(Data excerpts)
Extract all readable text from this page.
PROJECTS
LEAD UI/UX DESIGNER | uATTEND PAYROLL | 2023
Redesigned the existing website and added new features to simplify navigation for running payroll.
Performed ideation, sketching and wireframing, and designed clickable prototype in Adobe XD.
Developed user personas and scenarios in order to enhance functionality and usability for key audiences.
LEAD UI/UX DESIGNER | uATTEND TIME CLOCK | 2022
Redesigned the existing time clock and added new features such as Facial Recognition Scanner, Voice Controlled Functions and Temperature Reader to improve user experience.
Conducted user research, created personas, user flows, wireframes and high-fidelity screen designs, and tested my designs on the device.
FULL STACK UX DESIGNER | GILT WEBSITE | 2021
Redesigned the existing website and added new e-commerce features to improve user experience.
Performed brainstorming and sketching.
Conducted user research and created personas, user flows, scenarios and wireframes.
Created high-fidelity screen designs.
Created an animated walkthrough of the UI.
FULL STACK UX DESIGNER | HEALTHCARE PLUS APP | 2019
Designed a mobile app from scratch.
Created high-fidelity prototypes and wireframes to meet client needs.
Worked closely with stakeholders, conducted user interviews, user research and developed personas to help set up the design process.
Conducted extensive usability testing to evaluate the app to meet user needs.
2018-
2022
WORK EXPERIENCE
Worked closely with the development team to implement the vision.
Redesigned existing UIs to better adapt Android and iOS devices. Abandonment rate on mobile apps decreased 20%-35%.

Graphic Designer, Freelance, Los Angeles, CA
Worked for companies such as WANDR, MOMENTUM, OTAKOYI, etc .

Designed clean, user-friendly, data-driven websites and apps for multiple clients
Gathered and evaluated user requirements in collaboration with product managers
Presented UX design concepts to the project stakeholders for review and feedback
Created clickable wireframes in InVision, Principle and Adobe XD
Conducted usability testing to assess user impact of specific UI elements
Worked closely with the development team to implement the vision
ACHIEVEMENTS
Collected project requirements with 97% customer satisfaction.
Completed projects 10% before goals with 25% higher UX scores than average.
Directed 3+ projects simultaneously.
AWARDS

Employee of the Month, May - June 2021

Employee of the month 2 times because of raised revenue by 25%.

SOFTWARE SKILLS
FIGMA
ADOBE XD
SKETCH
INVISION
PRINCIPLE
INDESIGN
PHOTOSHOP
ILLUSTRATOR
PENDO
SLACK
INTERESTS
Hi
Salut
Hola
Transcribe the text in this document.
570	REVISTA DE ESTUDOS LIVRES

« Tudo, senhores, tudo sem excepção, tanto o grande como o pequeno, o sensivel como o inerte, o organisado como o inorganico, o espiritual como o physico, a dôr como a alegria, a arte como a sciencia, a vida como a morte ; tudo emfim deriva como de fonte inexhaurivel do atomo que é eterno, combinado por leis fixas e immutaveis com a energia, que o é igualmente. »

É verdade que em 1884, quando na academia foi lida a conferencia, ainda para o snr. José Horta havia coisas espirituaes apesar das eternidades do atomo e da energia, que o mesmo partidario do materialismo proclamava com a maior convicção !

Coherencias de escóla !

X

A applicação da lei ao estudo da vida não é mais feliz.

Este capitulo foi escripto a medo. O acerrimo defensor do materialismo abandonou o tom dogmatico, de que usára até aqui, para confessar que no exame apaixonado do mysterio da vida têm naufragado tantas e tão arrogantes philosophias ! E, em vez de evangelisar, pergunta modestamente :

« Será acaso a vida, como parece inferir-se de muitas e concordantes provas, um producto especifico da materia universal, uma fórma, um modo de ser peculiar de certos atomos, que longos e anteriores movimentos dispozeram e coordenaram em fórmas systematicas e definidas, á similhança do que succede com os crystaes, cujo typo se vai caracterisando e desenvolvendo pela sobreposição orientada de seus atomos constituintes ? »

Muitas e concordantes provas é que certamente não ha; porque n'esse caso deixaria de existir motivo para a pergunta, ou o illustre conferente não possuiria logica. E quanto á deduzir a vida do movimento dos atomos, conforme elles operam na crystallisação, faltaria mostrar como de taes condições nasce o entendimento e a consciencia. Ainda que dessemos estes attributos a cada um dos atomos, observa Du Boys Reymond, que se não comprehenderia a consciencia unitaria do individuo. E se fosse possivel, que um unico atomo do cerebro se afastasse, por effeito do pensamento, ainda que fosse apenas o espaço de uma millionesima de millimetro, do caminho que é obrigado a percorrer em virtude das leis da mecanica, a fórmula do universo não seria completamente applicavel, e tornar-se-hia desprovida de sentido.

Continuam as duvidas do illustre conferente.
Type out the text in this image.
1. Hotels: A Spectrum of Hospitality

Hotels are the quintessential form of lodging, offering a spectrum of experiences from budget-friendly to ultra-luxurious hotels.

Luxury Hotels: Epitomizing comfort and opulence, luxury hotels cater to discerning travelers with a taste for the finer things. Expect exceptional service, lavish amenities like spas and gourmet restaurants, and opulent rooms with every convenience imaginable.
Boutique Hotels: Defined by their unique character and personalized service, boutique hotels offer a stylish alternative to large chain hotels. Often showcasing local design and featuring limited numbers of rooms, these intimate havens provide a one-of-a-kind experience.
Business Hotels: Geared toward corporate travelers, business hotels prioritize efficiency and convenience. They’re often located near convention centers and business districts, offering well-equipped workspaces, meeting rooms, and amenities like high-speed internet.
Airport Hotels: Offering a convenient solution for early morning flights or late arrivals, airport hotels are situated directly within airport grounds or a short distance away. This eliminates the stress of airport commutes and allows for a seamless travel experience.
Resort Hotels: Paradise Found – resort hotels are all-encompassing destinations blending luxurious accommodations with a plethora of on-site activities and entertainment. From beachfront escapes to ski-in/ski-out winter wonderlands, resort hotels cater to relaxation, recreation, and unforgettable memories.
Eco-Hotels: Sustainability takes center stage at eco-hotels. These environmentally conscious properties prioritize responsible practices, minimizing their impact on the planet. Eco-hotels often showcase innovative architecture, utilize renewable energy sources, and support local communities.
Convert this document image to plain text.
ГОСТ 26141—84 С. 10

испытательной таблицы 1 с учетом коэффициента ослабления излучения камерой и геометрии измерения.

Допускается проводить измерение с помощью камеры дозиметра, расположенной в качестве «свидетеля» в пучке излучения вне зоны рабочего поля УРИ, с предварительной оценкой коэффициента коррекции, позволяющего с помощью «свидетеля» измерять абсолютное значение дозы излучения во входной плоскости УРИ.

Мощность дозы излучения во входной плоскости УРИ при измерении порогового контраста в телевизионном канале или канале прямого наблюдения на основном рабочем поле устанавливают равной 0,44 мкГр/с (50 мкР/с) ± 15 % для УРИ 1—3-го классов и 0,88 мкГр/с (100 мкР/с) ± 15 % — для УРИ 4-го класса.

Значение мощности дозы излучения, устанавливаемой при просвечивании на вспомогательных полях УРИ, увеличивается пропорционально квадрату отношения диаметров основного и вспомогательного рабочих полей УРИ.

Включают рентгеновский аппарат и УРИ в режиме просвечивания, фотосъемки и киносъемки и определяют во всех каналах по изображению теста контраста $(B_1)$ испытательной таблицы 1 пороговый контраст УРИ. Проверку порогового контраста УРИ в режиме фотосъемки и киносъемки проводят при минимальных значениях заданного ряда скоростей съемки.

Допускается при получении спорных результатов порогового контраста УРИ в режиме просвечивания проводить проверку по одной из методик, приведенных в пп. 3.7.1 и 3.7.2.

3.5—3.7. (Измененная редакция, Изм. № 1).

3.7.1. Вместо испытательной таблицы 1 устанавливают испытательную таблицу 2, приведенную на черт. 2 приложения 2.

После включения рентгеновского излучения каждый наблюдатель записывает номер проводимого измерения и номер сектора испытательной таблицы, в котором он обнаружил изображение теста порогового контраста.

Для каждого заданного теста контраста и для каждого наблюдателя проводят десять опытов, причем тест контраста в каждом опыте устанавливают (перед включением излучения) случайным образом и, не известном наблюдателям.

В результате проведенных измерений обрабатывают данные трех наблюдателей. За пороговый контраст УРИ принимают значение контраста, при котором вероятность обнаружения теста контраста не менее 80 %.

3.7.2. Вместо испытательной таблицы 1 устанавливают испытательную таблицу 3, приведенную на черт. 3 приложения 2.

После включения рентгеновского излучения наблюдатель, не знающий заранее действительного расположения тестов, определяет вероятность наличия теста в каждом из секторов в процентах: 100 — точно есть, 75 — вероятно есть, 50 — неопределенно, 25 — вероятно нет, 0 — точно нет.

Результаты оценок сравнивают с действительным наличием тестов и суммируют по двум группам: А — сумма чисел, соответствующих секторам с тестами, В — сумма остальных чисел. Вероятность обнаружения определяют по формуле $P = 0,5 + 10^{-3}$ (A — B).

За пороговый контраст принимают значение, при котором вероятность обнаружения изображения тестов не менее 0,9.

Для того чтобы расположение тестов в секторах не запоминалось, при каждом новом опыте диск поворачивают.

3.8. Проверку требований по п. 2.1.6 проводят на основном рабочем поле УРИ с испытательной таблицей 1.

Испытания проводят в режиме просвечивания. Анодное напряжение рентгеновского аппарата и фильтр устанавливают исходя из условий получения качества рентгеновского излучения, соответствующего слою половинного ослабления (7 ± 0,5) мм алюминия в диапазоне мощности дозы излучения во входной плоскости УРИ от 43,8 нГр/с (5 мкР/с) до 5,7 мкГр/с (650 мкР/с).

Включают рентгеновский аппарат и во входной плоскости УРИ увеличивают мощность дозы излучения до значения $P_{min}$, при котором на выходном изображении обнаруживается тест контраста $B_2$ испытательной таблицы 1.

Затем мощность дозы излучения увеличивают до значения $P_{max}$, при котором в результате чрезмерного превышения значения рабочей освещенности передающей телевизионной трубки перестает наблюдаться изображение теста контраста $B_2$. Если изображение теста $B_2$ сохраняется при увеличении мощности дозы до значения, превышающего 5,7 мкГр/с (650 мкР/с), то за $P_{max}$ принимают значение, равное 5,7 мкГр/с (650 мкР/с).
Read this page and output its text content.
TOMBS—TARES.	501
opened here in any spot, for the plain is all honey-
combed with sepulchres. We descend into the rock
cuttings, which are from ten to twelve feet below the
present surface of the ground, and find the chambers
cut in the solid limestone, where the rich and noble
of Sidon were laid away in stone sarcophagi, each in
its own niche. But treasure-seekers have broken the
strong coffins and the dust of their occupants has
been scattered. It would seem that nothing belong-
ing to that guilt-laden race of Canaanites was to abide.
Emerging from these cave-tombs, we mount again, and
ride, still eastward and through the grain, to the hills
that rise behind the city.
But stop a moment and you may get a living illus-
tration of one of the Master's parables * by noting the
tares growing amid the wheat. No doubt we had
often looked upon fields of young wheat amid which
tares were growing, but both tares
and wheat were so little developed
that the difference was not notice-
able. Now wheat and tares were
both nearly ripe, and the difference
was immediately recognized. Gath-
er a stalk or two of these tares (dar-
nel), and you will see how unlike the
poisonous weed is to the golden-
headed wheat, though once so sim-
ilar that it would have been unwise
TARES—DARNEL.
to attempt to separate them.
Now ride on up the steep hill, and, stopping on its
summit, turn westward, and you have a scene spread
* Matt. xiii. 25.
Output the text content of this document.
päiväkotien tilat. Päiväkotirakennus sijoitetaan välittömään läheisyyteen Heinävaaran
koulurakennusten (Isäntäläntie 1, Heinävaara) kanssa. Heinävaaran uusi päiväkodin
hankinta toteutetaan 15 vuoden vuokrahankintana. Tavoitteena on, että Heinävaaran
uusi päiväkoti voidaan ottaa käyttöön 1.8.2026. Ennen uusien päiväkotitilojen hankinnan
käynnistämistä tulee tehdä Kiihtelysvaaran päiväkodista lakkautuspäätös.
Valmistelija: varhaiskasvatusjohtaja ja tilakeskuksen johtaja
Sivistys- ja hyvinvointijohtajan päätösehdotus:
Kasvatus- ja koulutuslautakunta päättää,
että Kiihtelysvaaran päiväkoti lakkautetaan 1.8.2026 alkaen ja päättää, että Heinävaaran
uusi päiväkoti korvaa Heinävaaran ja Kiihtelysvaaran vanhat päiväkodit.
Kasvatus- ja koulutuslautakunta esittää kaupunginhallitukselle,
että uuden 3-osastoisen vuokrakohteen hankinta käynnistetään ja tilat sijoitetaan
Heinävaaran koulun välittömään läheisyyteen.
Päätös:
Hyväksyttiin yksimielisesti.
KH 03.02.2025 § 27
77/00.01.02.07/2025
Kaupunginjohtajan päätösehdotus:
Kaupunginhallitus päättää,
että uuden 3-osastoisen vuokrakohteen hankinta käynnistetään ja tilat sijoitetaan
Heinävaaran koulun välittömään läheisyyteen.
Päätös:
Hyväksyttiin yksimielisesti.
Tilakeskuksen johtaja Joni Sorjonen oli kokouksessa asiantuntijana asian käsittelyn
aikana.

# [TASK OBJECTIVE]
Using the listing above, show each line holding the string "että".

# [ANSWER TO THIS PROBLEM]
hankinta toteutetaan 15 vuoden vuokrahankintana. Tavoitteena on, että Heinävaaran
että Kiihtelysvaaran päiväkoti lakkautetaan 1.8.2026 alkaen ja päättää, että Heinävaaran
että uuden 3-osastoisen vuokrakohteen hankinta käynnistetään ja tilat sijoitetaan
että uuden 3-osastoisen vuokrakohteen hankinta käynnistetään ja tilat sijoitetaan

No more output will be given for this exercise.